> **Directions for this task**: Output nothing but the number of lines that include the word "marker".

> **Data lines**:
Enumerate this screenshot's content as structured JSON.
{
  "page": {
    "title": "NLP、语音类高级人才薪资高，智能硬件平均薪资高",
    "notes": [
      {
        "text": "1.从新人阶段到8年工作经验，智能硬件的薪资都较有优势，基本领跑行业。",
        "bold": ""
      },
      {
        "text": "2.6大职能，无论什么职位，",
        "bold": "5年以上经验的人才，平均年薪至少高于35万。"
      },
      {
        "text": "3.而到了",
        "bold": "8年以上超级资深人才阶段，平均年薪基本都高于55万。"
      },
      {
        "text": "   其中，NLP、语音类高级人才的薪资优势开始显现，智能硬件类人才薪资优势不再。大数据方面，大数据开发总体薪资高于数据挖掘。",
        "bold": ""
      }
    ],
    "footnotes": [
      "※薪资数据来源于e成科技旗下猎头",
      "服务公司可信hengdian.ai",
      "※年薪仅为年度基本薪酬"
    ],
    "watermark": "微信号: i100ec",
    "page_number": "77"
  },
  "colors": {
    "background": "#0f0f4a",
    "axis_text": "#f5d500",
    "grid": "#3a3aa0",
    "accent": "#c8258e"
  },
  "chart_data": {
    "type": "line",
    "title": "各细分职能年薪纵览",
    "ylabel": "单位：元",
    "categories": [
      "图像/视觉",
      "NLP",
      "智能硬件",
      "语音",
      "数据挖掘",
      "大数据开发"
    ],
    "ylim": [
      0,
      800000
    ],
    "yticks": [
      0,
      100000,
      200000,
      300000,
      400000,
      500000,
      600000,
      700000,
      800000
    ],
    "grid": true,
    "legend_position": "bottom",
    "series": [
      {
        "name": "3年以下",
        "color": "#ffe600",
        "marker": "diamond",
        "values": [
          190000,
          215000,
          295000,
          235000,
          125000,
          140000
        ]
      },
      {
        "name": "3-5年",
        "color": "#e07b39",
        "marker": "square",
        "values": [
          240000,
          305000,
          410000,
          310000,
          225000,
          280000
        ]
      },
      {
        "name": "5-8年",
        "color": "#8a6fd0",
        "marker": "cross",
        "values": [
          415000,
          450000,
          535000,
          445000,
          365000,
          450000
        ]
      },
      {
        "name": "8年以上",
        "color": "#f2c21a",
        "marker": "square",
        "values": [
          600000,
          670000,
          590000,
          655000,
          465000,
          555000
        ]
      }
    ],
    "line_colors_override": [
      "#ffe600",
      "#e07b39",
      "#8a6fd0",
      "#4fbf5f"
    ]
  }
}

--

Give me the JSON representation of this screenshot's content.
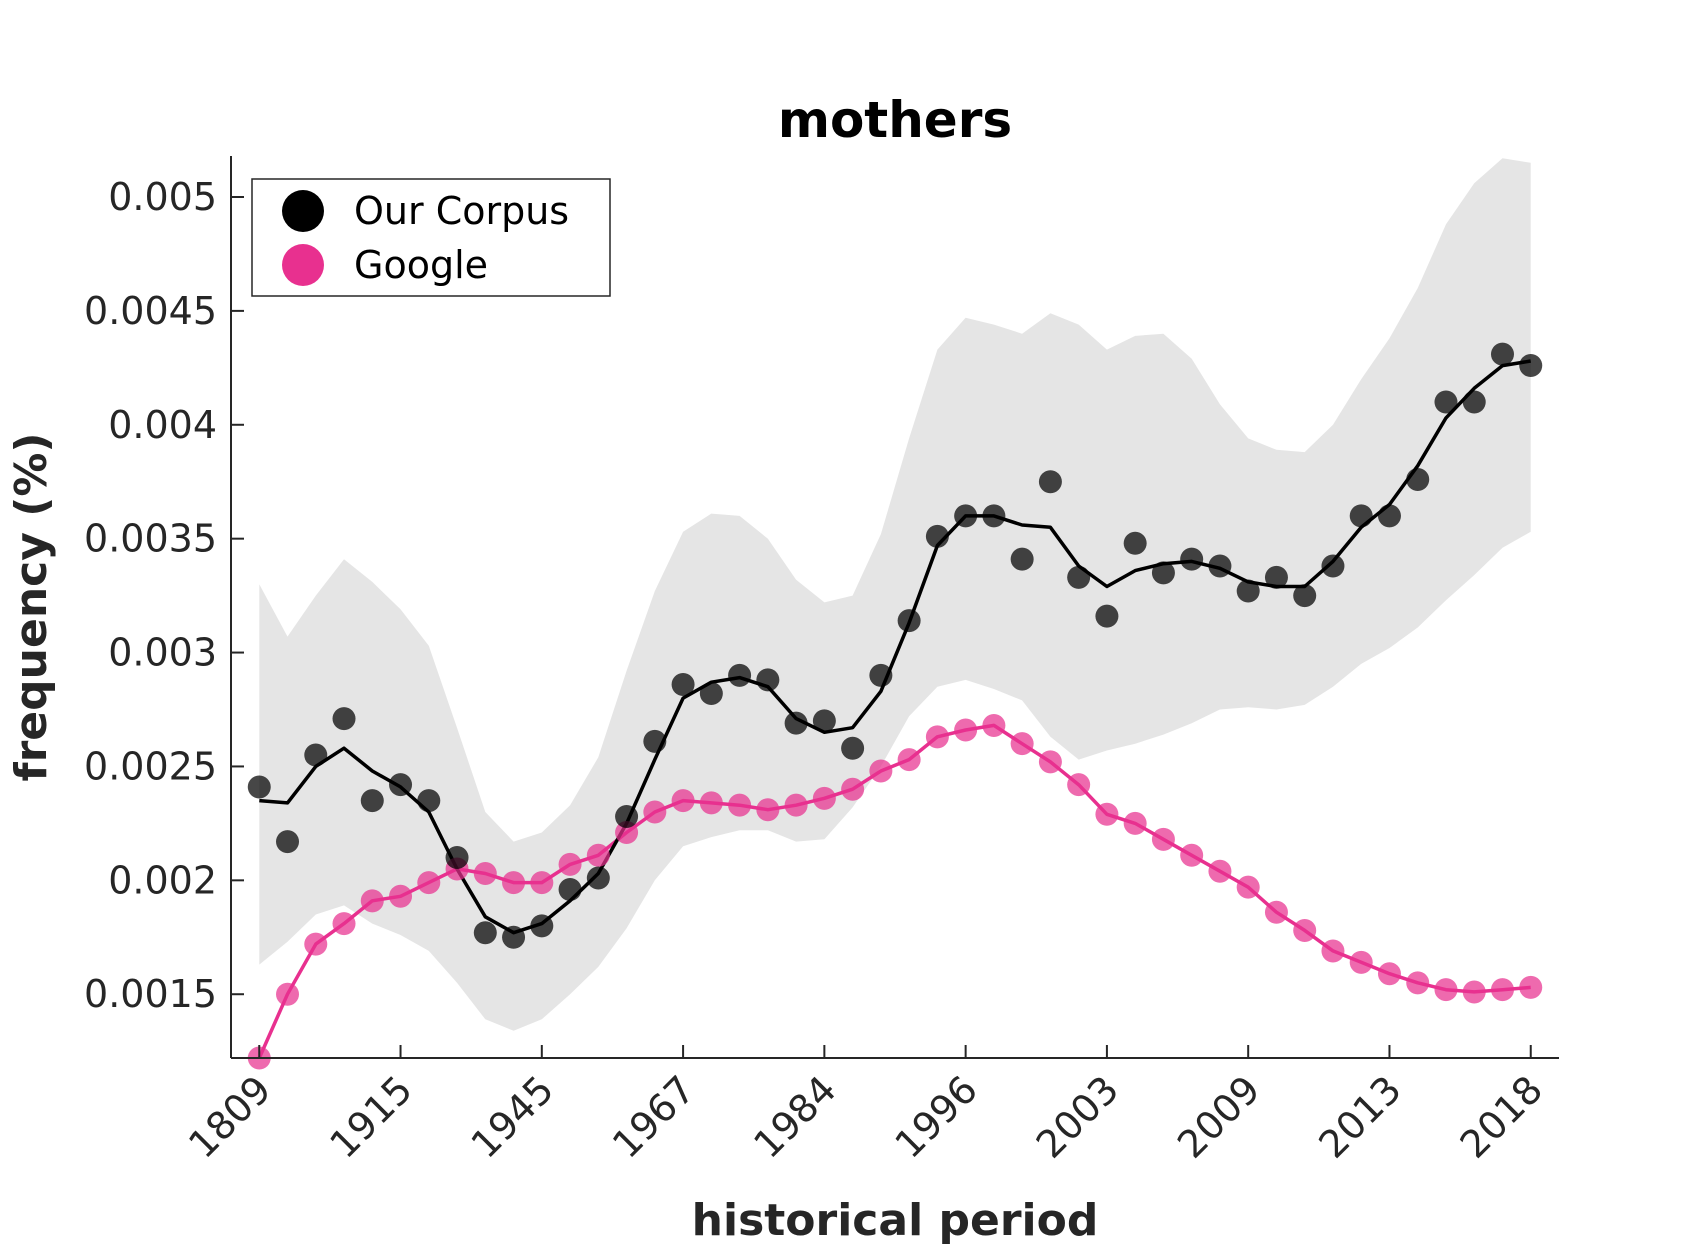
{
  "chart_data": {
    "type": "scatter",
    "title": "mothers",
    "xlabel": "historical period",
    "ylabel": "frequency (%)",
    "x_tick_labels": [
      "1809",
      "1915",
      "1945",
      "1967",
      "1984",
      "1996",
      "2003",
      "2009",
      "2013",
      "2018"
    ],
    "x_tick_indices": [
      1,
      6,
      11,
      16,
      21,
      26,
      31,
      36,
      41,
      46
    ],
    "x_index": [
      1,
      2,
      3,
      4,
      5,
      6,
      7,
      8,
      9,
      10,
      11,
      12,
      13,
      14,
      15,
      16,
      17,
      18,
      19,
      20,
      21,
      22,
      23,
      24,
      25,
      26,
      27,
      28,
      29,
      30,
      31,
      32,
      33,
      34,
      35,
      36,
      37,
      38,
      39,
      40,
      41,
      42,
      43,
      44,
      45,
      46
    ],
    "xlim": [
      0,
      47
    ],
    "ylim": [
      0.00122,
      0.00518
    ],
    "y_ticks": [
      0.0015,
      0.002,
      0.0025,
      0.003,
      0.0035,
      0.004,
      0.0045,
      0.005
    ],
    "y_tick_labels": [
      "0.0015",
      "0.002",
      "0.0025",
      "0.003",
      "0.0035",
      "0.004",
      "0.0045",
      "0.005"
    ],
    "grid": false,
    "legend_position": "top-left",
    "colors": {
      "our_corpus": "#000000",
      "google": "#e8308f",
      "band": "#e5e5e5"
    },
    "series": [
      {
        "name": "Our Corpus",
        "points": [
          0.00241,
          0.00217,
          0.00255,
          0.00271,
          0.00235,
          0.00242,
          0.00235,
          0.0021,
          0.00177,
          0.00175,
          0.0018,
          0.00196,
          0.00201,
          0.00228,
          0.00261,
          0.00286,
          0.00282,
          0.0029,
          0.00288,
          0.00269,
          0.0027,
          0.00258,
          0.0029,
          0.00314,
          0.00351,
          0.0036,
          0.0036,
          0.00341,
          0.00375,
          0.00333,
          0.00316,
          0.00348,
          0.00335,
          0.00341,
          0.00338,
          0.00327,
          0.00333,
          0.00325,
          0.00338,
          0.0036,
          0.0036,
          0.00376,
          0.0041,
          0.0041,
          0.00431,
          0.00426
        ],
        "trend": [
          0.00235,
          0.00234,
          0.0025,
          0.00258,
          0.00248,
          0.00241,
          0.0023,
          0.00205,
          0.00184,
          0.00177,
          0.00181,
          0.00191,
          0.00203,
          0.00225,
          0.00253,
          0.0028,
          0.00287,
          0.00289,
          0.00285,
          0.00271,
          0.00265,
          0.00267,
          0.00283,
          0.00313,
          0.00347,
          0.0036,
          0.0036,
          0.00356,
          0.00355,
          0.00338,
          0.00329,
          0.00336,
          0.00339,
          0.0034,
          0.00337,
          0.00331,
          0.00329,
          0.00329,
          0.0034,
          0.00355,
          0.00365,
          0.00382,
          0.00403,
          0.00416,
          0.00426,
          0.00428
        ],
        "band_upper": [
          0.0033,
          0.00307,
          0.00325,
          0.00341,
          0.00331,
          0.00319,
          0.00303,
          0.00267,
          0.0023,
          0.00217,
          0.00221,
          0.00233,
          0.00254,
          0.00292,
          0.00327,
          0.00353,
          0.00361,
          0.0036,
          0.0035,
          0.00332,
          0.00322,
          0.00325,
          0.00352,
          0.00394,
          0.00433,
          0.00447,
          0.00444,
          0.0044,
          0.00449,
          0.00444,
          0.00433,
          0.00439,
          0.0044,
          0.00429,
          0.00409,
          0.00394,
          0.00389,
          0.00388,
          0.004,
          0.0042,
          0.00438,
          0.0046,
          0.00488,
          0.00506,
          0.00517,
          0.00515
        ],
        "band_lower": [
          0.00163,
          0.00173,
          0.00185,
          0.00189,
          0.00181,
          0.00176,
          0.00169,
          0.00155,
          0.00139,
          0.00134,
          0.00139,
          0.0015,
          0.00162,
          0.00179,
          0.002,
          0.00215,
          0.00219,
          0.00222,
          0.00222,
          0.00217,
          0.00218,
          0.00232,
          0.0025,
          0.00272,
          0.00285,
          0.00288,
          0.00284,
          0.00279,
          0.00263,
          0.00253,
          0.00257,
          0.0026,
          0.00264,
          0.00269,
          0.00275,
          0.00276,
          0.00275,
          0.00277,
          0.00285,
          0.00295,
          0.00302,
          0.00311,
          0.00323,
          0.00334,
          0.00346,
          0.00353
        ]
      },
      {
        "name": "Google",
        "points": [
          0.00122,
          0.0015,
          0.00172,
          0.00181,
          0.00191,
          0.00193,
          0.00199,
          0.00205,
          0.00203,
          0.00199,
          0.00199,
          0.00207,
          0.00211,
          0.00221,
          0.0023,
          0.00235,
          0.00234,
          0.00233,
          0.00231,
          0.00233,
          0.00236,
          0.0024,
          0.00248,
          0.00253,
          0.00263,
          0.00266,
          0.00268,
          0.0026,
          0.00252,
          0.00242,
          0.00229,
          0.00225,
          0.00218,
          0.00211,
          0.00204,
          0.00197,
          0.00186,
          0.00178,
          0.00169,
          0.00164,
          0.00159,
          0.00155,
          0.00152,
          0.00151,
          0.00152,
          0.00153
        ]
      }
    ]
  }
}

---

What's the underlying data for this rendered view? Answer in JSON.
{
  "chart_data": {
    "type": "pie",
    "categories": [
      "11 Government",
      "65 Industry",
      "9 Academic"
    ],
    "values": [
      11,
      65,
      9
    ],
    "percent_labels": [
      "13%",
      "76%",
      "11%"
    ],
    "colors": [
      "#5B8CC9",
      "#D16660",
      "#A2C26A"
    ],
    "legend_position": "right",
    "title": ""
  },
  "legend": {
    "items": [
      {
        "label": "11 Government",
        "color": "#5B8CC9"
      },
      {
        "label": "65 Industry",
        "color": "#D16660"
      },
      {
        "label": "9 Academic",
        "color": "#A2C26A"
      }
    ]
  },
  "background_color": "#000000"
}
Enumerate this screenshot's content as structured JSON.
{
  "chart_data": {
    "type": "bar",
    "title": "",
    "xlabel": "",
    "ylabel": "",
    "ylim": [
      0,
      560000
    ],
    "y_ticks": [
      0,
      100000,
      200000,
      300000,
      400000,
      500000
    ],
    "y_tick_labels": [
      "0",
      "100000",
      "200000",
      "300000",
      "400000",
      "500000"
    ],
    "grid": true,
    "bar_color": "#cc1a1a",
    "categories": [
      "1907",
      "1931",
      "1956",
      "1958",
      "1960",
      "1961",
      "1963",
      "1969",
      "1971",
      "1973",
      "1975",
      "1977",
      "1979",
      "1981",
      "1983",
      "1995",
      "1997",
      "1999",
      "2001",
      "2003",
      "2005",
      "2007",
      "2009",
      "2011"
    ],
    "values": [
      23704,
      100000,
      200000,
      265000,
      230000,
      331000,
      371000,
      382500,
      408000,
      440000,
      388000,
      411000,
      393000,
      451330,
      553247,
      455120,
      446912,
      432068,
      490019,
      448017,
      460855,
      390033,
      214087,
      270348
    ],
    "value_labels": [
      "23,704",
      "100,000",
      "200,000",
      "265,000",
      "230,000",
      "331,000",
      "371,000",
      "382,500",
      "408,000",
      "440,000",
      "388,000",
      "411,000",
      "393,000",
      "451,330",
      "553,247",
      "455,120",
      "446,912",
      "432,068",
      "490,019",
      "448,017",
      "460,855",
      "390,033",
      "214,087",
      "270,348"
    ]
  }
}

> **Response**: 4